## START
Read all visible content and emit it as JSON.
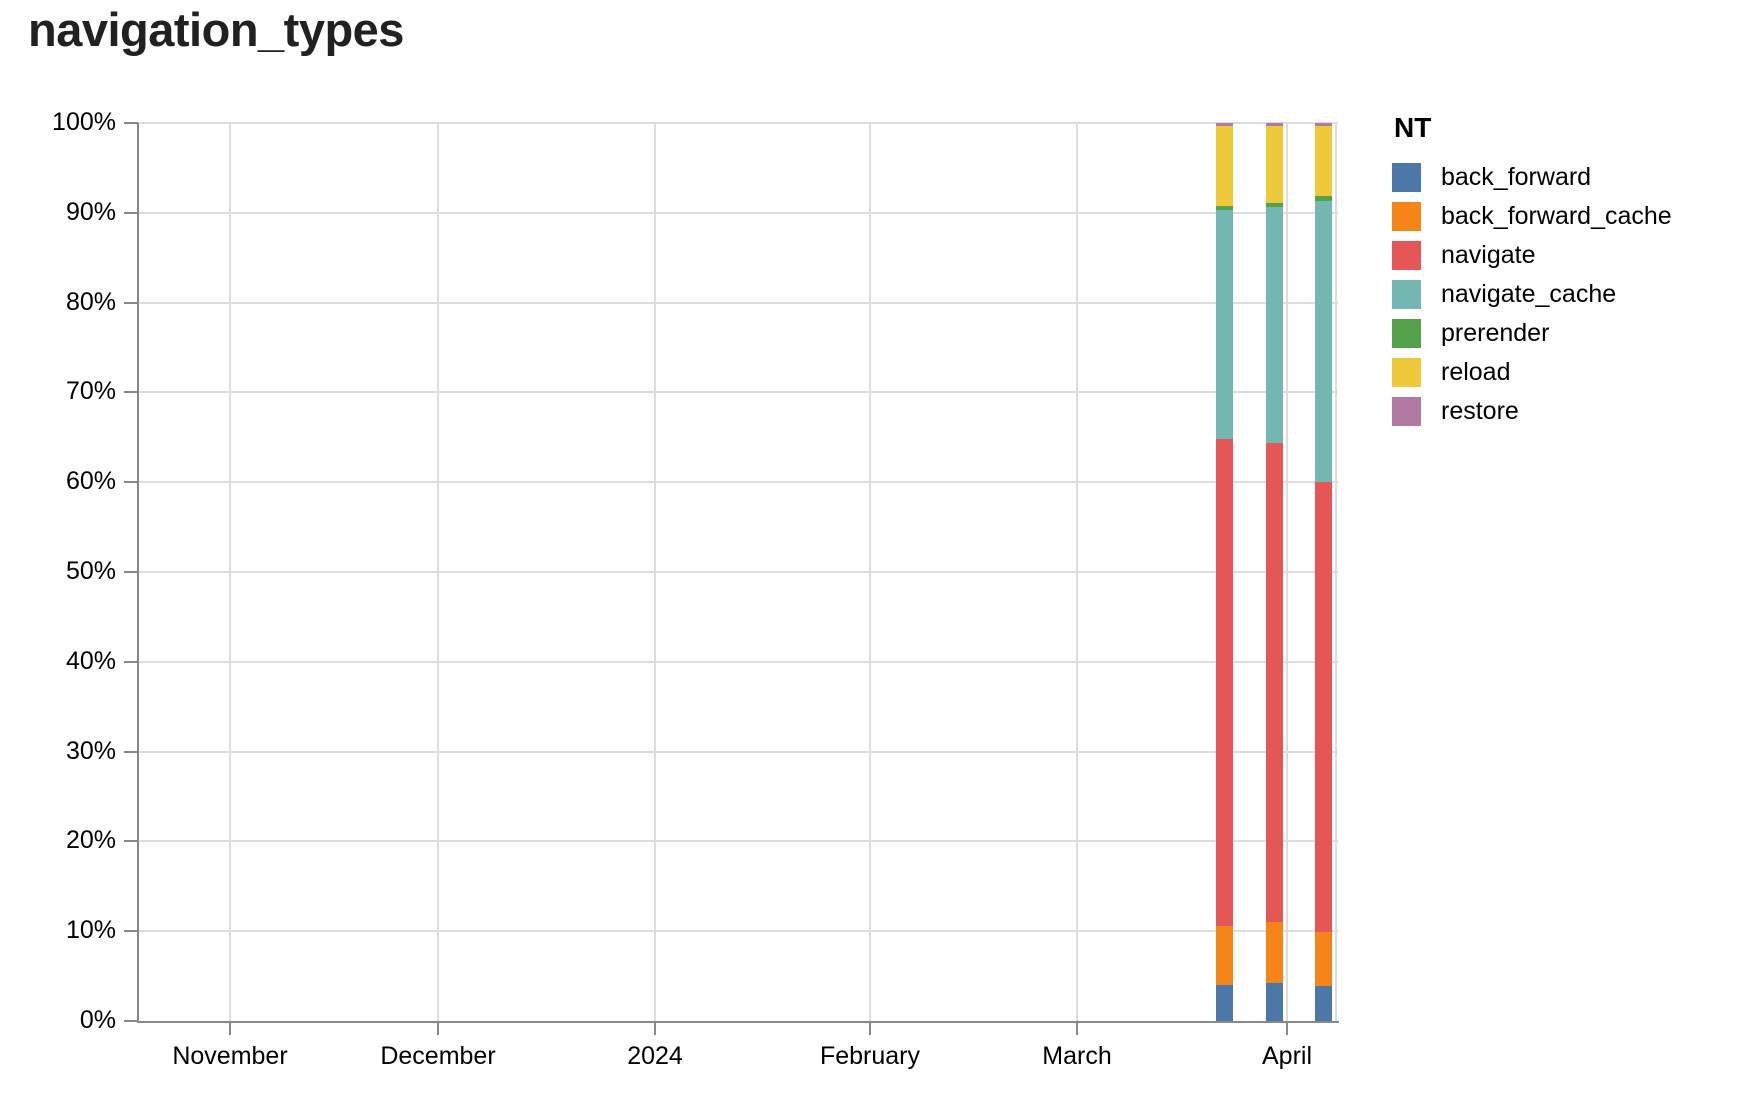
{
  "title": "navigation_types",
  "legend": {
    "title": "NT",
    "entries": [
      {
        "label": "back_forward",
        "color": "#4c78a8",
        "icon": "swatch-blue"
      },
      {
        "label": "back_forward_cache",
        "color": "#f58518",
        "icon": "swatch-orange"
      },
      {
        "label": "navigate",
        "color": "#e45756",
        "icon": "swatch-red"
      },
      {
        "label": "navigate_cache",
        "color": "#72b7b2",
        "icon": "swatch-teal"
      },
      {
        "label": "prerender",
        "color": "#54a24b",
        "icon": "swatch-green"
      },
      {
        "label": "reload",
        "color": "#eeca3b",
        "icon": "swatch-yellow"
      },
      {
        "label": "restore",
        "color": "#b279a2",
        "icon": "swatch-purple"
      }
    ]
  },
  "chart_data": {
    "type": "bar",
    "variant": "stacked-normalized-100pct",
    "title": "navigation_types",
    "legend_title": "NT",
    "legend_position": "right",
    "grid": true,
    "x_axis": {
      "type": "temporal",
      "tick_labels": [
        "November",
        "December",
        "2024",
        "February",
        "March",
        "April"
      ]
    },
    "y_axis": {
      "tick_labels": [
        "0%",
        "10%",
        "20%",
        "30%",
        "40%",
        "50%",
        "60%",
        "70%",
        "80%",
        "90%",
        "100%"
      ],
      "range_pct": [
        0,
        100
      ]
    },
    "stack_order_bottom_to_top": [
      "back_forward",
      "back_forward_cache",
      "navigate",
      "navigate_cache",
      "prerender",
      "reload",
      "restore"
    ],
    "series_colors": {
      "back_forward": "#4c78a8",
      "back_forward_cache": "#f58518",
      "navigate": "#e45756",
      "navigate_cache": "#72b7b2",
      "prerender": "#54a24b",
      "reload": "#eeca3b",
      "restore": "#b279a2"
    },
    "bars": [
      {
        "x_approx": "week of ~Mar 24 (before April gridline)",
        "values_pct": {
          "back_forward": 4.0,
          "back_forward_cache": 6.6,
          "navigate": 54.2,
          "navigate_cache": 25.5,
          "prerender": 0.5,
          "reload": 8.9,
          "restore": 0.3
        }
      },
      {
        "x_approx": "week of ~Mar 31 (just before April gridline)",
        "values_pct": {
          "back_forward": 4.2,
          "back_forward_cache": 6.8,
          "navigate": 53.4,
          "navigate_cache": 26.2,
          "prerender": 0.5,
          "reload": 8.6,
          "restore": 0.3
        }
      },
      {
        "x_approx": "week of ~Apr 7 (after April gridline)",
        "values_pct": {
          "back_forward": 3.9,
          "back_forward_cache": 6.0,
          "navigate": 50.1,
          "navigate_cache": 31.3,
          "prerender": 0.6,
          "reload": 7.8,
          "restore": 0.3
        }
      }
    ]
  },
  "colors": {
    "gridline": "#dddddd",
    "axis": "#888888",
    "text": "#000000",
    "title_text": "#212121",
    "background": "#ffffff"
  }
}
## END
AIM OF THE EXERCISE:
Leave out the pictures and give the listing above again exactly.

COMPLETE RESPONSE:
Read all visible content and emit it as JSON.
{
  "title": "navigation_types",
  "legend": {
    "title": "NT",
    "entries": [
      {
        "label": "back_forward",
        "color": "#4c78a8",
        "icon": "swatch-blue"
      },
      {
        "label": "back_forward_cache",
        "color": "#f58518",
        "icon": "swatch-orange"
      },
      {
        "label": "navigate",
        "color": "#e45756",
        "icon": "swatch-red"
      },
      {
        "label": "navigate_cache",
        "color": "#72b7b2",
        "icon": "swatch-teal"
      },
      {
        "label": "prerender",
        "color": "#54a24b",
        "icon": "swatch-green"
      },
      {
        "label": "reload",
        "color": "#eeca3b",
        "icon": "swatch-yellow"
      },
      {
        "label": "restore",
        "color": "#b279a2",
        "icon": "swatch-purple"
      }
    ]
  },
  "chart_data": {
    "type": "bar",
    "variant": "stacked-normalized-100pct",
    "title": "navigation_types",
    "legend_title": "NT",
    "legend_position": "right",
    "grid": true,
    "x_axis": {
      "type": "temporal",
      "tick_labels": [
        "November",
        "December",
        "2024",
        "February",
        "March",
        "April"
      ]
    },
    "y_axis": {
      "tick_labels": [
        "0%",
        "10%",
        "20%",
        "30%",
        "40%",
        "50%",
        "60%",
        "70%",
        "80%",
        "90%",
        "100%"
      ],
      "range_pct": [
        0,
        100
      ]
    },
    "stack_order_bottom_to_top": [
      "back_forward",
      "back_forward_cache",
      "navigate",
      "navigate_cache",
      "prerender",
      "reload",
      "restore"
    ],
    "series_colors": {
      "back_forward": "#4c78a8",
      "back_forward_cache": "#f58518",
      "navigate": "#e45756",
      "navigate_cache": "#72b7b2",
      "prerender": "#54a24b",
      "reload": "#eeca3b",
      "restore": "#b279a2"
    },
    "bars": [
      {
        "x_approx": "week of ~Mar 24 (before April gridline)",
        "values_pct": {
          "back_forward": 4.0,
          "back_forward_cache": 6.6,
          "navigate": 54.2,
          "navigate_cache": 25.5,
          "prerender": 0.5,
          "reload": 8.9,
          "restore": 0.3
        }
      },
      {
        "x_approx": "week of ~Mar 31 (just before April gridline)",
        "values_pct": {
          "back_forward": 4.2,
          "back_forward_cache": 6.8,
          "navigate": 53.4,
          "navigate_cache": 26.2,
          "prerender": 0.5,
          "reload": 8.6,
          "restore": 0.3
        }
      },
      {
        "x_approx": "week of ~Apr 7 (after April gridline)",
        "values_pct": {
          "back_forward": 3.9,
          "back_forward_cache": 6.0,
          "navigate": 50.1,
          "navigate_cache": 31.3,
          "prerender": 0.6,
          "reload": 7.8,
          "restore": 0.3
        }
      }
    ]
  },
  "colors": {
    "gridline": "#dddddd",
    "axis": "#888888",
    "text": "#000000",
    "title_text": "#212121",
    "background": "#ffffff"
  }
}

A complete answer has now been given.